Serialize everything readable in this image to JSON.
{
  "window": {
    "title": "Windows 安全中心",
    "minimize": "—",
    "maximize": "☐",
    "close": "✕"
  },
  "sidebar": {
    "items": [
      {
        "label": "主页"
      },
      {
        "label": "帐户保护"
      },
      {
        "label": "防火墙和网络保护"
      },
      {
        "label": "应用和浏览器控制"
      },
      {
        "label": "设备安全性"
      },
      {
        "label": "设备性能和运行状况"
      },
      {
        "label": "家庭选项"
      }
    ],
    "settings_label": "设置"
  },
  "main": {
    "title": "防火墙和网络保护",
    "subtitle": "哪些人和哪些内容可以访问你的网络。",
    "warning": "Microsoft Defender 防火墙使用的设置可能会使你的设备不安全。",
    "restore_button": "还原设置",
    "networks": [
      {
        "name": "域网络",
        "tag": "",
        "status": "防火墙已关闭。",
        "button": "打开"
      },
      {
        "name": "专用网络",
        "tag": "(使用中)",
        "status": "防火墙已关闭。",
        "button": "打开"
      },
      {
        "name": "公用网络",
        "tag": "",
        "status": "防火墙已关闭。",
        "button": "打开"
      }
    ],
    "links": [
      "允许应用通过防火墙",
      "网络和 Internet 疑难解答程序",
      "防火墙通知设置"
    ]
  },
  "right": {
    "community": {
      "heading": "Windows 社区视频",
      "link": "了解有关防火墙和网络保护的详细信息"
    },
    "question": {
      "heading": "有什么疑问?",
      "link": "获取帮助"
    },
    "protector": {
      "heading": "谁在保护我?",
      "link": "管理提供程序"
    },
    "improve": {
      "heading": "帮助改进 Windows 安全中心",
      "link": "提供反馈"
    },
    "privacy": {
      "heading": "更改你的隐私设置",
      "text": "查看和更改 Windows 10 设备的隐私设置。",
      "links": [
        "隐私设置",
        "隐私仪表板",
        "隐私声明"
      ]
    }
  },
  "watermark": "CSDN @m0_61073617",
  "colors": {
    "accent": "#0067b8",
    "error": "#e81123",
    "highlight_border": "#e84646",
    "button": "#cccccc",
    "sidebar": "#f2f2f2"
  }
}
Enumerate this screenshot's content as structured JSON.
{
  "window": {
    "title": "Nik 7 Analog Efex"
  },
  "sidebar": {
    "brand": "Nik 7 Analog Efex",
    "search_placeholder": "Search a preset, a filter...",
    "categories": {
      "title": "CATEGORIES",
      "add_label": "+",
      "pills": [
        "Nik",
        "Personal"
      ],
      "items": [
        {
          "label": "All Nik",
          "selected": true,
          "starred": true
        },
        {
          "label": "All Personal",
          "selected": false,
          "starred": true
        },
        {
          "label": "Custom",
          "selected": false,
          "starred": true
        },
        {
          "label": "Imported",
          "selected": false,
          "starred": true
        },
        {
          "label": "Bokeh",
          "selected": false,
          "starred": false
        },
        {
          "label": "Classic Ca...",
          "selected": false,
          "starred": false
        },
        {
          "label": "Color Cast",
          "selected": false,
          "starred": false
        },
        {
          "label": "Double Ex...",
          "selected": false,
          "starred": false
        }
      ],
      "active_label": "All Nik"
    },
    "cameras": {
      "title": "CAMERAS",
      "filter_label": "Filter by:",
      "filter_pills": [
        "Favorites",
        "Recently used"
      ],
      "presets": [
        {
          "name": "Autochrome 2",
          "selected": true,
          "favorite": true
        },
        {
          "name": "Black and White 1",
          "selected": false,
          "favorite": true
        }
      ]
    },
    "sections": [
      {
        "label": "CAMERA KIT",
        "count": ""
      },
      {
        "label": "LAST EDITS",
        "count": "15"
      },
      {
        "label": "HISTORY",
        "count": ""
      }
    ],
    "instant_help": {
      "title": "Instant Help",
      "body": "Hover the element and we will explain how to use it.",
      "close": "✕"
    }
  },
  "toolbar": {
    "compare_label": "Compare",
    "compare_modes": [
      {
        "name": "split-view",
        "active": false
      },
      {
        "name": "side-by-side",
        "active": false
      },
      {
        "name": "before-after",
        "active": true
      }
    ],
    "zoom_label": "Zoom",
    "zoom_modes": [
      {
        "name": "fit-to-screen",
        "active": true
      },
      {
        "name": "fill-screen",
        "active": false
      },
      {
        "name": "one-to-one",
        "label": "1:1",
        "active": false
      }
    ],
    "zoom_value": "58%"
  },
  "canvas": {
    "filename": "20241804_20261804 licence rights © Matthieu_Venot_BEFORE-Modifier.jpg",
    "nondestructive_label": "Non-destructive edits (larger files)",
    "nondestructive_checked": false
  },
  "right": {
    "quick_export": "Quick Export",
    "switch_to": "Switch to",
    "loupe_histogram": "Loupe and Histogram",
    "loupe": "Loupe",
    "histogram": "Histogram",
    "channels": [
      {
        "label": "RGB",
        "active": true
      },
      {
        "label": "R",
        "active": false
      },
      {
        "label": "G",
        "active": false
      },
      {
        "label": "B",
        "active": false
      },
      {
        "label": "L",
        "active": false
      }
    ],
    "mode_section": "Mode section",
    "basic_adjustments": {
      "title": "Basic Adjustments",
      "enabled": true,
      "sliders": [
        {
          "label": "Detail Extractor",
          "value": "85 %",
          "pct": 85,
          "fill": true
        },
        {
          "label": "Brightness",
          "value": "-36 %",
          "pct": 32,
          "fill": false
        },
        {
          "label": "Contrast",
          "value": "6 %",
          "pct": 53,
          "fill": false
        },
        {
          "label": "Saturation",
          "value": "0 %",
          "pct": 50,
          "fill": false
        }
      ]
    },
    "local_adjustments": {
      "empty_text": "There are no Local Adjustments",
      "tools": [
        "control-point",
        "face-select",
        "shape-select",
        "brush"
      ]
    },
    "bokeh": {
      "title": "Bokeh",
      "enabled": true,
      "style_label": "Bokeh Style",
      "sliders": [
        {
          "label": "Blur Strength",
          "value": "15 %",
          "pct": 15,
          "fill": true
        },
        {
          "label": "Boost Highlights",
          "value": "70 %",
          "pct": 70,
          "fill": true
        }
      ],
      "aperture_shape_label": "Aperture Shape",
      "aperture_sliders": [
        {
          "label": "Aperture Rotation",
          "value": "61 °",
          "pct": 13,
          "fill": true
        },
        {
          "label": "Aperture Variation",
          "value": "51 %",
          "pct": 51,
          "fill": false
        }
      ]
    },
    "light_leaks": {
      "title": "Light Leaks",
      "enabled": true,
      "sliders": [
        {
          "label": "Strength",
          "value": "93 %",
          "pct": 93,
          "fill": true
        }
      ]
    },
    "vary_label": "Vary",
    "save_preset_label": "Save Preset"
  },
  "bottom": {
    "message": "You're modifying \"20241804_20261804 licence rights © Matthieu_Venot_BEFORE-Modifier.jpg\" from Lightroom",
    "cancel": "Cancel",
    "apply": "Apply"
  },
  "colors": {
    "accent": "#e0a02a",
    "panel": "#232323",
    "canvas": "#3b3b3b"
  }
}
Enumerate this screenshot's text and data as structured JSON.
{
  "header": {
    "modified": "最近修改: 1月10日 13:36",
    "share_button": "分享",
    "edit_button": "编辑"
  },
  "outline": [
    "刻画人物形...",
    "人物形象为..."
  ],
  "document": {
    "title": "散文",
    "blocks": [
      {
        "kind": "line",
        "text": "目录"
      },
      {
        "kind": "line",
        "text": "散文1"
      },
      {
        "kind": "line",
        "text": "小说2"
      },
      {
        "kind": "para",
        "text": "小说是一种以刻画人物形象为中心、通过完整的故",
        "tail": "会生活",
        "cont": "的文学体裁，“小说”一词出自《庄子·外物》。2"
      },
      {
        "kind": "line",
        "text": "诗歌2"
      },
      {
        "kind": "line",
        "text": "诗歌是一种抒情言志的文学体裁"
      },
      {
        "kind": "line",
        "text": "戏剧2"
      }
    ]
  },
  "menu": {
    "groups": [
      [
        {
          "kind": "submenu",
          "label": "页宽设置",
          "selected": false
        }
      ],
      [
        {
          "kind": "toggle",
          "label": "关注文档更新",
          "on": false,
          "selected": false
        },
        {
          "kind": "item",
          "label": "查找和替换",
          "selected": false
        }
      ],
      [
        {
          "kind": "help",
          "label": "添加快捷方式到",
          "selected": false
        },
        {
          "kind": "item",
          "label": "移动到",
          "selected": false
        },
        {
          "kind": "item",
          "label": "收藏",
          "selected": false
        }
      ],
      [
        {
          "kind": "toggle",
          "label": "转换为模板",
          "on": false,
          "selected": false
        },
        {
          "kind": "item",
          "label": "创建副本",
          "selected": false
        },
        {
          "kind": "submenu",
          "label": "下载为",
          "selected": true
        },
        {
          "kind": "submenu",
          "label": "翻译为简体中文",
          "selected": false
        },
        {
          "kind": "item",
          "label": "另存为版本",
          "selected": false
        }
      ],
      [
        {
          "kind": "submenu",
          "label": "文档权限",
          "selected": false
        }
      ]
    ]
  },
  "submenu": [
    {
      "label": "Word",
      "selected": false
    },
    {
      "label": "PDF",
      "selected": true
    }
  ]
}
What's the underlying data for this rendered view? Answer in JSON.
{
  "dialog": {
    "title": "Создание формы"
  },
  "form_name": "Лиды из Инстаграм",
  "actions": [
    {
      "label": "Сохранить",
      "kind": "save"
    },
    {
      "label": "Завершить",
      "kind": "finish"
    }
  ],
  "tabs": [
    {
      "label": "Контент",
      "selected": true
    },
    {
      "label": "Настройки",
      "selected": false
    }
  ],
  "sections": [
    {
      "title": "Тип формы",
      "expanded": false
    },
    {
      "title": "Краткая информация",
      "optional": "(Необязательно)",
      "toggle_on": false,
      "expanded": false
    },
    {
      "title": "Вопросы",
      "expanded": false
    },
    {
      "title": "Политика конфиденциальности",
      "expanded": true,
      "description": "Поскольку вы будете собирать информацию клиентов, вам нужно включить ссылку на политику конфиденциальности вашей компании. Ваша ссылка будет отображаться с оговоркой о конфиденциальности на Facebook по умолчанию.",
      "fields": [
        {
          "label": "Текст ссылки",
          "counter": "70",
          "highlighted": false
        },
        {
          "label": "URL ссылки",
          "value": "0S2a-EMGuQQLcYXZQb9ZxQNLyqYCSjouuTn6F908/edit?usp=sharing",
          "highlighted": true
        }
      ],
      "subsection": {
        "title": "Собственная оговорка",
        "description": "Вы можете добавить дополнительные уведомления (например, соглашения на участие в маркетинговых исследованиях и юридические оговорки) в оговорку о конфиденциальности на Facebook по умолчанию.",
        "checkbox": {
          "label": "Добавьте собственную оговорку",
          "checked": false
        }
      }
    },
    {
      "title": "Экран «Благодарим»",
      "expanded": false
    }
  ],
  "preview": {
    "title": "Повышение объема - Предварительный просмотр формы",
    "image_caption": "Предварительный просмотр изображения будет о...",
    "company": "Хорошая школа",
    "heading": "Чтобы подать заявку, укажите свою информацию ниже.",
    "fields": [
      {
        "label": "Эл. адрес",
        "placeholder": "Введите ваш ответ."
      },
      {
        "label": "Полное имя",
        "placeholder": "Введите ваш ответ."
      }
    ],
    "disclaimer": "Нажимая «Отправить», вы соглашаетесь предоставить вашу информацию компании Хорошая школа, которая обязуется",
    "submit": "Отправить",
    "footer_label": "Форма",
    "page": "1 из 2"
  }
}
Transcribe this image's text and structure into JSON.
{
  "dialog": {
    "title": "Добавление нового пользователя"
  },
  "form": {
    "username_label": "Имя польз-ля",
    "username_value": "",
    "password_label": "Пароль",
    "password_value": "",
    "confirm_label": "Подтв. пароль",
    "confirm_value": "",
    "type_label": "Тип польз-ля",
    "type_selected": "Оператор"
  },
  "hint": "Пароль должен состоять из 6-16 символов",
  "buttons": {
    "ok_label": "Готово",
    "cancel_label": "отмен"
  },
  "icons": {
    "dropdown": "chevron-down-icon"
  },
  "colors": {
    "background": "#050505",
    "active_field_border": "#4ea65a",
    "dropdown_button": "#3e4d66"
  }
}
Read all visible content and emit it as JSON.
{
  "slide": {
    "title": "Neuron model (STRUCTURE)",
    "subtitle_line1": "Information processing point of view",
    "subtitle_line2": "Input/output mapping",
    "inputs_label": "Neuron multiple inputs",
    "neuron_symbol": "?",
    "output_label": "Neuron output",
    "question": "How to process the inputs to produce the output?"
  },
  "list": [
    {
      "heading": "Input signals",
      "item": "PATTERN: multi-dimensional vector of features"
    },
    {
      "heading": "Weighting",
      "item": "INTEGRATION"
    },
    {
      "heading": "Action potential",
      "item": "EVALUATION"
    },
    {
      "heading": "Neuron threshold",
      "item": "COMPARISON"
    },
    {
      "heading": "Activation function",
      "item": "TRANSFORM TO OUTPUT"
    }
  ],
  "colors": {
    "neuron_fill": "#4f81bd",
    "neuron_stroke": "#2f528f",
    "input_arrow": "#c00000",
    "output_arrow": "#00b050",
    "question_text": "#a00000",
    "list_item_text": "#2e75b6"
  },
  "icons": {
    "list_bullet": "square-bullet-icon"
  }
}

#### TASK REQUIREMENTS:
Repeat exactly, and only, the lines of the records above, starting with the line that contains "Read all visible content and emit it as JSON." and ending with the final line, both included.

#### COMPLETED TASK:
Read all visible content and emit it as JSON.
{
  "slide": {
    "title": "Neuron model (STRUCTURE)",
    "subtitle_line1": "Information processing point of view",
    "subtitle_line2": "Input/output mapping",
    "inputs_label": "Neuron multiple inputs",
    "neuron_symbol": "?",
    "output_label": "Neuron output",
    "question": "How to process the inputs to produce the output?"
  },
  "list": [
    {
      "heading": "Input signals",
      "item": "PATTERN: multi-dimensional vector of features"
    },
    {
      "heading": "Weighting",
      "item": "INTEGRATION"
    },
    {
      "heading": "Action potential",
      "item": "EVALUATION"
    },
    {
      "heading": "Neuron threshold",
      "item": "COMPARISON"
    },
    {
      "heading": "Activation function",
      "item": "TRANSFORM TO OUTPUT"
    }
  ],
  "colors": {
    "neuron_fill": "#4f81bd",
    "neuron_stroke": "#2f528f",
    "input_arrow": "#c00000",
    "output_arrow": "#00b050",
    "question_text": "#a00000",
    "list_item_text": "#2e75b6"
  },
  "icons": {
    "list_bullet": "square-bullet-icon"
  }
}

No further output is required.